Aim of the exercise:
Repeat all the material exactly; pictures stay out of your copy.

(Saved data entries)
────────

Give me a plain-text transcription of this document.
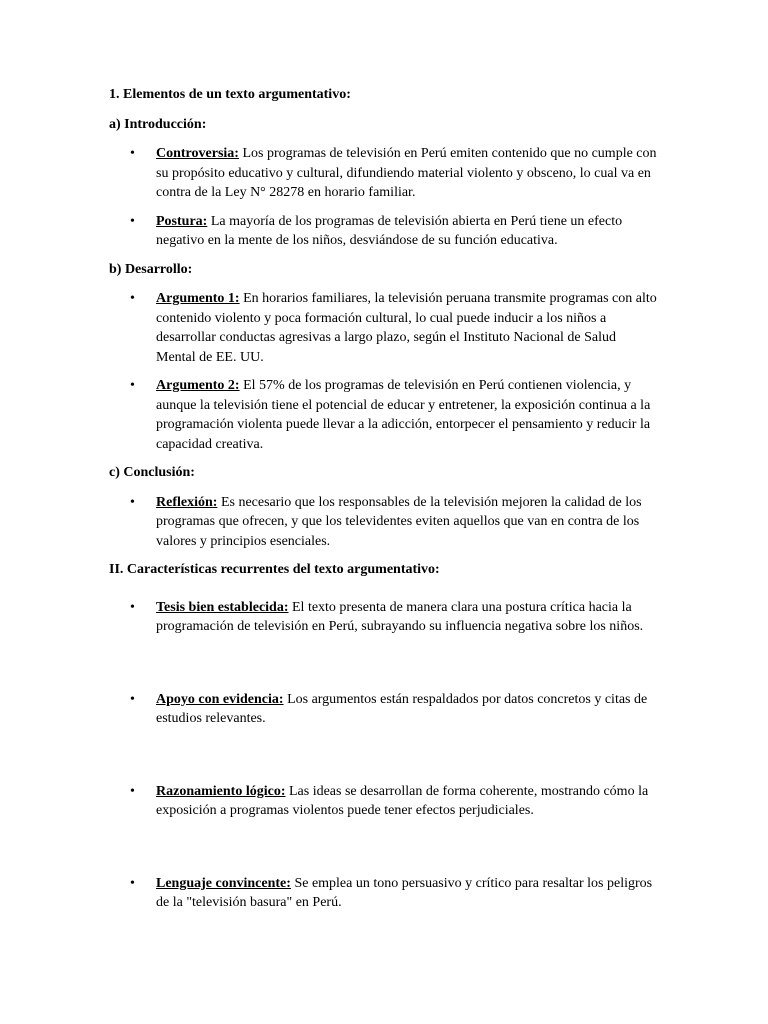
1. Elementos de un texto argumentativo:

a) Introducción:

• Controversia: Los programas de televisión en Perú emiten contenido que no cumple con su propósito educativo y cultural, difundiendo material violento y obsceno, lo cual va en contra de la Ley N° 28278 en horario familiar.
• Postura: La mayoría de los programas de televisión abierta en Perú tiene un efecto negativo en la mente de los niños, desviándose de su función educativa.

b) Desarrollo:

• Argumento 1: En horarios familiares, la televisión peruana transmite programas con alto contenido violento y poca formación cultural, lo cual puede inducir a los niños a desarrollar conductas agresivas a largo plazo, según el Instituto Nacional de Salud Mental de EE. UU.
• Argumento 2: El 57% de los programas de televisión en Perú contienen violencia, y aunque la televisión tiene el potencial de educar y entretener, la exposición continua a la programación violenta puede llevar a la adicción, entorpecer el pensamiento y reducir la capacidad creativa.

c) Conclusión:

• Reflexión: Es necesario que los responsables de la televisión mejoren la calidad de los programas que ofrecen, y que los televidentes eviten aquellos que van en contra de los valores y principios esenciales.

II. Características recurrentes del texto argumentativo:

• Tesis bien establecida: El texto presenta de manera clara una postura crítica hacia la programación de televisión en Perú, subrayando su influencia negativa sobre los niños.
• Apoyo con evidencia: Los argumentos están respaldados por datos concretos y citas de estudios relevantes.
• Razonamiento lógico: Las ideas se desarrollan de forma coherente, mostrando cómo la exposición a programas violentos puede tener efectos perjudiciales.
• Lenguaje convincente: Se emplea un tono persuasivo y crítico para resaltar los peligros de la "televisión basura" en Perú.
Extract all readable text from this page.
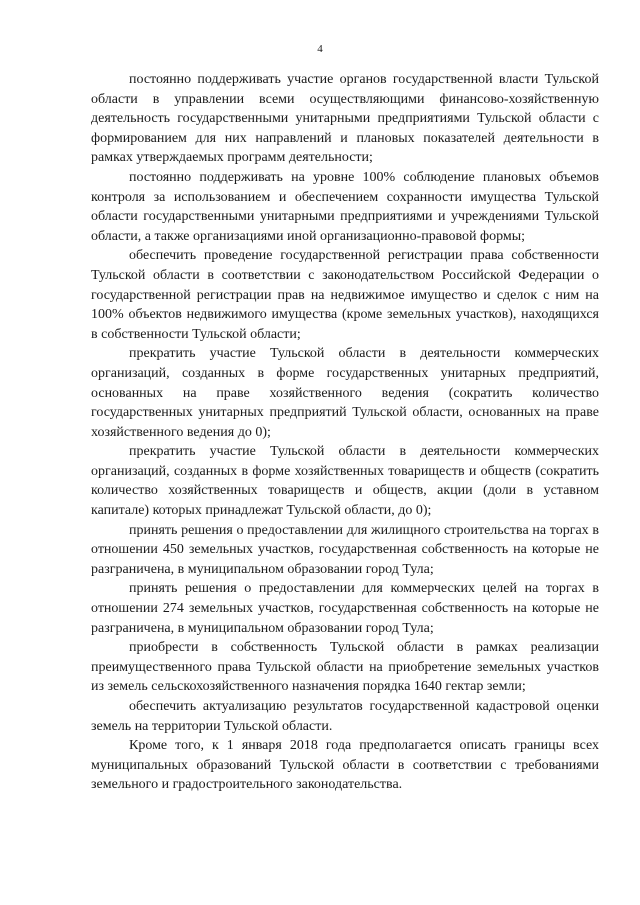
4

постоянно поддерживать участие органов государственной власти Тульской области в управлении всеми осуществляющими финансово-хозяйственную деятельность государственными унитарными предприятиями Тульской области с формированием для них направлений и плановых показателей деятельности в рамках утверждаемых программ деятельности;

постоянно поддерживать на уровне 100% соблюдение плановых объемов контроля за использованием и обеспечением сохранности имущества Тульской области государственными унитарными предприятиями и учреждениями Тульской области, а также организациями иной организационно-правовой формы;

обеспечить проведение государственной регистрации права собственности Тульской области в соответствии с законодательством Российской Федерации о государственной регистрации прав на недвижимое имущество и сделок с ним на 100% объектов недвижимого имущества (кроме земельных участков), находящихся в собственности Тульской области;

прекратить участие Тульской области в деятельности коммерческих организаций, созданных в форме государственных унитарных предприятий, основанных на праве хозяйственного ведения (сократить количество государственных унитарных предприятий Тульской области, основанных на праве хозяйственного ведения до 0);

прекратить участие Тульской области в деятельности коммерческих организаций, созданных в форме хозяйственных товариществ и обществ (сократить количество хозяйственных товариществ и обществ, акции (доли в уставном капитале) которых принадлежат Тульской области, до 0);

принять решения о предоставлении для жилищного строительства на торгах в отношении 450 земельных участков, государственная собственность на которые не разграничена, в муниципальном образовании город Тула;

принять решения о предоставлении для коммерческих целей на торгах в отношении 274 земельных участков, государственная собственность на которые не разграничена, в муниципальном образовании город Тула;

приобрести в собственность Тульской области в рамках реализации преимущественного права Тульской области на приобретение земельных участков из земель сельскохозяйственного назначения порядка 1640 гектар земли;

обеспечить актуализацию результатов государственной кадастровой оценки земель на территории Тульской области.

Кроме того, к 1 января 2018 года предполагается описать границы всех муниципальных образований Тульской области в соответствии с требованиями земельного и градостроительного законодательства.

────────

Solution for this exercise:
Give me a plain-text transcription of this document.
1. Elementos de un texto argumentativo:

a) Introducción:

• Controversia: Los programas de televisión en Perú emiten contenido que no cumple con su propósito educativo y cultural, difundiendo material violento y obsceno, lo cual va en contra de la Ley N° 28278 en horario familiar.
• Postura: La mayoría de los programas de televisión abierta en Perú tiene un efecto negativo en la mente de los niños, desviándose de su función educativa.

b) Desarrollo:

• Argumento 1: En horarios familiares, la televisión peruana transmite programas con alto contenido violento y poca formación cultural, lo cual puede inducir a los niños a desarrollar conductas agresivas a largo plazo, según el Instituto Nacional de Salud Mental de EE. UU.
• Argumento 2: El 57% de los programas de televisión en Perú contienen violencia, y aunque la televisión tiene el potencial de educar y entretener, la exposición continua a la programación violenta puede llevar a la adicción, entorpecer el pensamiento y reducir la capacidad creativa.

c) Conclusión:

• Reflexión: Es necesario que los responsables de la televisión mejoren la calidad de los programas que ofrecen, y que los televidentes eviten aquellos que van en contra de los valores y principios esenciales.

II. Características recurrentes del texto argumentativo:

• Tesis bien establecida: El texto presenta de manera clara una postura crítica hacia la programación de televisión en Perú, subrayando su influencia negativa sobre los niños.
• Apoyo con evidencia: Los argumentos están respaldados por datos concretos y citas de estudios relevantes.
• Razonamiento lógico: Las ideas se desarrollan de forma coherente, mostrando cómo la exposición a programas violentos puede tener efectos perjudiciales.
• Lenguaje convincente: Se emplea un tono persuasivo y crítico para resaltar los peligros de la "televisión basura" en Perú.
Extract all readable text from this page.
4

постоянно поддерживать участие органов государственной власти Тульской области в управлении всеми осуществляющими финансово-хозяйственную деятельность государственными унитарными предприятиями Тульской области с формированием для них направлений и плановых показателей деятельности в рамках утверждаемых программ деятельности;

постоянно поддерживать на уровне 100% соблюдение плановых объемов контроля за использованием и обеспечением сохранности имущества Тульской области государственными унитарными предприятиями и учреждениями Тульской области, а также организациями иной организационно-правовой формы;

обеспечить проведение государственной регистрации права собственности Тульской области в соответствии с законодательством Российской Федерации о государственной регистрации прав на недвижимое имущество и сделок с ним на 100% объектов недвижимого имущества (кроме земельных участков), находящихся в собственности Тульской области;

прекратить участие Тульской области в деятельности коммерческих организаций, созданных в форме государственных унитарных предприятий, основанных на праве хозяйственного ведения (сократить количество государственных унитарных предприятий Тульской области, основанных на праве хозяйственного ведения до 0);

прекратить участие Тульской области в деятельности коммерческих организаций, созданных в форме хозяйственных товариществ и обществ (сократить количество хозяйственных товариществ и обществ, акции (доли в уставном капитале) которых принадлежат Тульской области, до 0);

принять решения о предоставлении для жилищного строительства на торгах в отношении 450 земельных участков, государственная собственность на которые не разграничена, в муниципальном образовании город Тула;

принять решения о предоставлении для коммерческих целей на торгах в отношении 274 земельных участков, государственная собственность на которые не разграничена, в муниципальном образовании город Тула;

приобрести в собственность Тульской области в рамках реализации преимущественного права Тульской области на приобретение земельных участков из земель сельскохозяйственного назначения порядка 1640 гектар земли;

обеспечить актуализацию результатов государственной кадастровой оценки земель на территории Тульской области.

Кроме того, к 1 января 2018 года предполагается описать границы всех муниципальных образований Тульской области в соответствии с требованиями земельного и градостроительного законодательства.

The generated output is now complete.